-- start Supplied records --

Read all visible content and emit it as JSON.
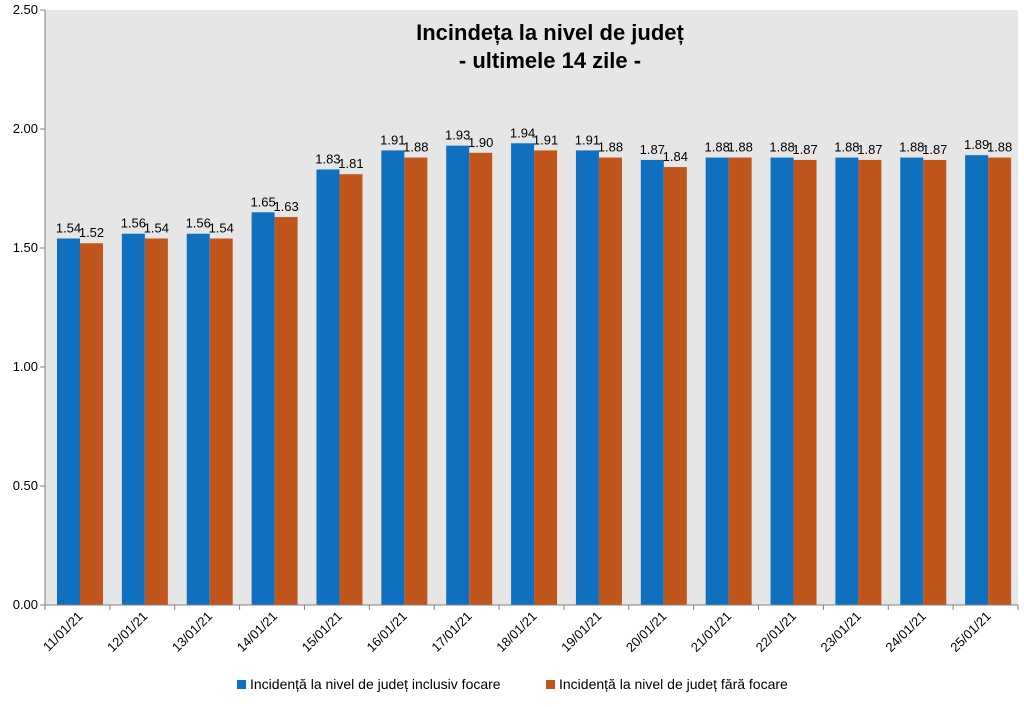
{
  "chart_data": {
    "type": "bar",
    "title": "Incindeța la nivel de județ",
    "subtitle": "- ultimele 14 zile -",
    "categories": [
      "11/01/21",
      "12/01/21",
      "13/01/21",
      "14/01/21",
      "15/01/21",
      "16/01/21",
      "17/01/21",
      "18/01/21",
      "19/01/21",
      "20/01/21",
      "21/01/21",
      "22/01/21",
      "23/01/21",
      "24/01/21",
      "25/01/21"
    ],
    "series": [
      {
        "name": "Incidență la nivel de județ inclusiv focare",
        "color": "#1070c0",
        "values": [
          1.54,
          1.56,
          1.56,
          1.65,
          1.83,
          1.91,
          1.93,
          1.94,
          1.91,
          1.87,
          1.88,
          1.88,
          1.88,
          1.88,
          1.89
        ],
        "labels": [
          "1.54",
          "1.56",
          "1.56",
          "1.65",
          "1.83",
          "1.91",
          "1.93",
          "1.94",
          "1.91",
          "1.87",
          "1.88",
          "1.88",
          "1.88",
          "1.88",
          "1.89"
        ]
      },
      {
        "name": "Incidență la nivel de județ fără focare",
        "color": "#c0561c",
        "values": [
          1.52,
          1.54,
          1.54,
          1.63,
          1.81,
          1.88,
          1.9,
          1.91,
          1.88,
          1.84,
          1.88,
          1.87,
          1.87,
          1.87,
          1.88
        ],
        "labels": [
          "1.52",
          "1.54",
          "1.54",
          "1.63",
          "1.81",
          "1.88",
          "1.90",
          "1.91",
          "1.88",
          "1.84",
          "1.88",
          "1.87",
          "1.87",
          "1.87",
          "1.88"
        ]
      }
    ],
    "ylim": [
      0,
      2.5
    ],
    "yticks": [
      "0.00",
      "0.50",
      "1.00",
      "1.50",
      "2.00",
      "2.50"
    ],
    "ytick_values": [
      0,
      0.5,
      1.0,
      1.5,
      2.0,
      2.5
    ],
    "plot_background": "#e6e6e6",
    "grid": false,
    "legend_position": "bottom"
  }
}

-- end Supplied records --
-- start Supplied records --

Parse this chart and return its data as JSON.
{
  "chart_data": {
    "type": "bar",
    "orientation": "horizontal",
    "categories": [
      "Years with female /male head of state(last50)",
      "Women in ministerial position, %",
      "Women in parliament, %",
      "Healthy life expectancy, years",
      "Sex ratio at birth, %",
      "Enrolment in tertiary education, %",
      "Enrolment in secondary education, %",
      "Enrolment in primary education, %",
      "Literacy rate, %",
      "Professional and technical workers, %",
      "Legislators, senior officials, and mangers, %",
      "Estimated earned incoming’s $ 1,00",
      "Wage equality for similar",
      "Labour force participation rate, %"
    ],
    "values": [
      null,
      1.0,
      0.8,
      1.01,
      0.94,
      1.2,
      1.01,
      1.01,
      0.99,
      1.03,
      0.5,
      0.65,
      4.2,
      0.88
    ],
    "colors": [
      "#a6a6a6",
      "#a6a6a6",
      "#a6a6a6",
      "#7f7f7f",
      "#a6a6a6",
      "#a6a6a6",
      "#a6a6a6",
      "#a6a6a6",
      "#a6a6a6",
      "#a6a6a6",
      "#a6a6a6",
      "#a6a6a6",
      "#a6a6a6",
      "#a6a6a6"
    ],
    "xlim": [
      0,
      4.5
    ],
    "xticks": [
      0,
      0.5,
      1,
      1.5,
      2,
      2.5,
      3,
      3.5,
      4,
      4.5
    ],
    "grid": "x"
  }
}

-- end Supplied records --

● **To do**: Identify all lines where the word "name" shows up. Copy them.

● **Complete response**:
        "name": "Incidență la nivel de județ inclusiv focare",
        "name": "Incidență la nivel de județ fără focare",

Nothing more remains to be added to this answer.